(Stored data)
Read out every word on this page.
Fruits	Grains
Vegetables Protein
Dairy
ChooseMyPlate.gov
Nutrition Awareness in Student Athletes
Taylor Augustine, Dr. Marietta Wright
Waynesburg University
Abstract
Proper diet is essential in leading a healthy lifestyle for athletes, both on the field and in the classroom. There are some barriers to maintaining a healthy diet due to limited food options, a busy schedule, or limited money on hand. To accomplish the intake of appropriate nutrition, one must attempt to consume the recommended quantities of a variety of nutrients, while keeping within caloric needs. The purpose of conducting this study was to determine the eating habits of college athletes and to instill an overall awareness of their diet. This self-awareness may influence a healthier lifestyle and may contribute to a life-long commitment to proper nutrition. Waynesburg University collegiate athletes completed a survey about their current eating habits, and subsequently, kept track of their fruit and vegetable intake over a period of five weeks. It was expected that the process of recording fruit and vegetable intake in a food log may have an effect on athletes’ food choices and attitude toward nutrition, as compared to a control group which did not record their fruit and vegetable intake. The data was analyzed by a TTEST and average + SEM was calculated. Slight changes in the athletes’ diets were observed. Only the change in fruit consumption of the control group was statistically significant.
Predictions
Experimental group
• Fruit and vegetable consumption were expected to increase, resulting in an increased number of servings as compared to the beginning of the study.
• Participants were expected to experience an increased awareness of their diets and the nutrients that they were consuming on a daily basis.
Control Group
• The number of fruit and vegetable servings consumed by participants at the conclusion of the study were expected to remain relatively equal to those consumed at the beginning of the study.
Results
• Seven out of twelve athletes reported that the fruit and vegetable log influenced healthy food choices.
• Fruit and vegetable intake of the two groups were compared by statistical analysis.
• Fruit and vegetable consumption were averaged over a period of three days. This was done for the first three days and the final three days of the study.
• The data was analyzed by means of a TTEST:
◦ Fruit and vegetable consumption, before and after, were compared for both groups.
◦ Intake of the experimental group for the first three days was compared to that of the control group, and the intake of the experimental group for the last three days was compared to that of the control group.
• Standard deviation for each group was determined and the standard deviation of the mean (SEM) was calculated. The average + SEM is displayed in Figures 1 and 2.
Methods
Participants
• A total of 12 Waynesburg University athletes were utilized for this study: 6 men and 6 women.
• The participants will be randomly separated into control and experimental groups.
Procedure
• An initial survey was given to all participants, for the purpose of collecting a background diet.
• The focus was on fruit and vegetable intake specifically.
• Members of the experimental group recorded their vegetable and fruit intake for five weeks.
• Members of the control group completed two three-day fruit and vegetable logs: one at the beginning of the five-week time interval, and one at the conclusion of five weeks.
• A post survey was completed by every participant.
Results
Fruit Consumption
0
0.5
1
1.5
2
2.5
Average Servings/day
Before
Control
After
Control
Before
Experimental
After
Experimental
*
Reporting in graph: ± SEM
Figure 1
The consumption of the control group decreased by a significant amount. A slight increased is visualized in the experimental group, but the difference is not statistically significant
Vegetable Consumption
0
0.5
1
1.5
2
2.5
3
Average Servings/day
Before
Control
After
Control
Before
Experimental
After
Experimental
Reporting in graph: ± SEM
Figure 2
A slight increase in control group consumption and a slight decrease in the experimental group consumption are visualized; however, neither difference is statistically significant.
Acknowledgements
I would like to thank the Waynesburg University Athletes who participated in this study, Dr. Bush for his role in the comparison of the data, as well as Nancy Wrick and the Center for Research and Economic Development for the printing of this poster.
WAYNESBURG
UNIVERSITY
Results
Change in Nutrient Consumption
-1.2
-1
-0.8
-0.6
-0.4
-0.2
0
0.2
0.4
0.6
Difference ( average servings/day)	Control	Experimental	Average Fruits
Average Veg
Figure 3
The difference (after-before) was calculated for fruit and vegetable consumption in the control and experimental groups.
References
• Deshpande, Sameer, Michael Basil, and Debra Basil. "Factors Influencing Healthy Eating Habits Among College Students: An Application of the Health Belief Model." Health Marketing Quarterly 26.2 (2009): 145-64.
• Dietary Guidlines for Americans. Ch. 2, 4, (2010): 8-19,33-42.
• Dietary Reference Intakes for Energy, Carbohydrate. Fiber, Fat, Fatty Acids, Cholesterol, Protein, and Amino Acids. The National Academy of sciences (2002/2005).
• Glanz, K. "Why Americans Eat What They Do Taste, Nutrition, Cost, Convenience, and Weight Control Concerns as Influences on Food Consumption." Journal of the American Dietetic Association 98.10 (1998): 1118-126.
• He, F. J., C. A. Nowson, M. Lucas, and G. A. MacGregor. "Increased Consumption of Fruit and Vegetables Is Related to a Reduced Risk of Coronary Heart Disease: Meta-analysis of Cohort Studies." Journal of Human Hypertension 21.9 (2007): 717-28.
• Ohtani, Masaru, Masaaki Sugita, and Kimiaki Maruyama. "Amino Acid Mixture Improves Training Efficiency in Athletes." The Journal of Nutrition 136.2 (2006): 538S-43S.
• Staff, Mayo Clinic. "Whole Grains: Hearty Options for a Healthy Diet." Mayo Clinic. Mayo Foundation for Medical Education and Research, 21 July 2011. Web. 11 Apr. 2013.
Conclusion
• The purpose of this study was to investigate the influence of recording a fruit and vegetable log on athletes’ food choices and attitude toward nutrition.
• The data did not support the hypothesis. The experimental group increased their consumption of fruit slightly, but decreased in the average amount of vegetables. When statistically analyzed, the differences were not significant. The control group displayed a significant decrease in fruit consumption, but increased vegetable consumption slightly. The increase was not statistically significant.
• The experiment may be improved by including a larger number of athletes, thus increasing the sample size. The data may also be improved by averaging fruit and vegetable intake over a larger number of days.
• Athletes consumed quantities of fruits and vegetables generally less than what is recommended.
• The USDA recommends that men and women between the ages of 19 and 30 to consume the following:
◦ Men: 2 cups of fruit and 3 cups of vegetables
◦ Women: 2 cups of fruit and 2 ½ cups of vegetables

WHAT THE TASK ASKS: Every line in the records above with the string "displayed" in it should be shown.

FINISHED TASK:
• Standard deviation for each group was determined and the standard deviation of the mean (SEM) was calculated. The average + SEM is displayed in Figures 1 and 2.
• The data did not support the hypothesis. The experimental group increased their consumption of fruit slightly, but decreased in the average amount of vegetables. When statistically analyzed, the differences were not significant. The control group displayed a significant decrease in fruit consumption, but increased vegetable consumption slightly. The increase was not statistically significant.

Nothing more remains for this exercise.